Stored data entries
╔══

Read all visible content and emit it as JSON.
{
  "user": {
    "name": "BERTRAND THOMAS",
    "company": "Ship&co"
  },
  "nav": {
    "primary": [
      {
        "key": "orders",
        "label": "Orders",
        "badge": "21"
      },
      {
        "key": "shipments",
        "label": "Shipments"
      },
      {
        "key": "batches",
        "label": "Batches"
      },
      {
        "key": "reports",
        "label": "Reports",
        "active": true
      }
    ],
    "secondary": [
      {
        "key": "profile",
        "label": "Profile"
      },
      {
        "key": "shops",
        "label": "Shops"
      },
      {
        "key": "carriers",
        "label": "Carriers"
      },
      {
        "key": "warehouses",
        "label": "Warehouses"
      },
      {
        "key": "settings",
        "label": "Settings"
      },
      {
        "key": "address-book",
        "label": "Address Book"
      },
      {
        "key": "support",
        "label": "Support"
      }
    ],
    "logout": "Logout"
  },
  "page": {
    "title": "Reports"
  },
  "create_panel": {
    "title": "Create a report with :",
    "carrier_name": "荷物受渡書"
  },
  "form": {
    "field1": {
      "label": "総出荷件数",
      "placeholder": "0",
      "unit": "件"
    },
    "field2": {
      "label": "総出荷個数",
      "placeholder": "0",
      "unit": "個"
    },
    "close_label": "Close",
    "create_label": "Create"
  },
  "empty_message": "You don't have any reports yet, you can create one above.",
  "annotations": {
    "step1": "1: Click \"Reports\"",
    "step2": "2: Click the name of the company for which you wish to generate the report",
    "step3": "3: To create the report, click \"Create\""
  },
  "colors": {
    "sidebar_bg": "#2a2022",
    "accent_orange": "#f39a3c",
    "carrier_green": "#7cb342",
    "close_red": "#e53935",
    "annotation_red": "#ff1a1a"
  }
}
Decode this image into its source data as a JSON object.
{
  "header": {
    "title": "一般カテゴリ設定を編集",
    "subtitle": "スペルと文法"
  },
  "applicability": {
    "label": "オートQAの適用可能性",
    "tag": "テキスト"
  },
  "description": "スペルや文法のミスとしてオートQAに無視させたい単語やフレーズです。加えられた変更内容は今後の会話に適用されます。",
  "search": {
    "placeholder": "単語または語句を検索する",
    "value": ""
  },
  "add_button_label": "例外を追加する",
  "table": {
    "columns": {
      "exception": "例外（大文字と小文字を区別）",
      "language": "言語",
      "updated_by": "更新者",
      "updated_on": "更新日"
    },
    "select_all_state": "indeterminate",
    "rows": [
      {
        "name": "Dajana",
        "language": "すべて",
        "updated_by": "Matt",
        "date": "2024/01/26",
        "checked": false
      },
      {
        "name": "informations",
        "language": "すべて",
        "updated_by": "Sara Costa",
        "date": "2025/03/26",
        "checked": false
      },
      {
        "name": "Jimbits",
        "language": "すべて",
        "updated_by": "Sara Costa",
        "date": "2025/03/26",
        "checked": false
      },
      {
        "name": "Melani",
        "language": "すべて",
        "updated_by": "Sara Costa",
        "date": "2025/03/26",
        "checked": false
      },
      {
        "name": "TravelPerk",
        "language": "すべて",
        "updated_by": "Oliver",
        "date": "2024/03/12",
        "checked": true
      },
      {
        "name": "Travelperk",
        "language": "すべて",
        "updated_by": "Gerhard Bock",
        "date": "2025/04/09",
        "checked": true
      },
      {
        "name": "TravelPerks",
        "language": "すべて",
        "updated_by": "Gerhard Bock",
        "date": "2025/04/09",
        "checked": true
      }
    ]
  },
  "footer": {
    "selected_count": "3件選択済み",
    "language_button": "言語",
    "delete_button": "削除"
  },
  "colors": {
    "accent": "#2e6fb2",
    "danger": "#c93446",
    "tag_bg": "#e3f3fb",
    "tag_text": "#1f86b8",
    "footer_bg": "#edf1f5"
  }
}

╚══

▶ **THE REQUEST**
From the data above, copy each line that holds "JSON".

▶ **THE ANSWER**
Read all visible content and emit it as JSON.
Decode this image into its source data as a JSON object.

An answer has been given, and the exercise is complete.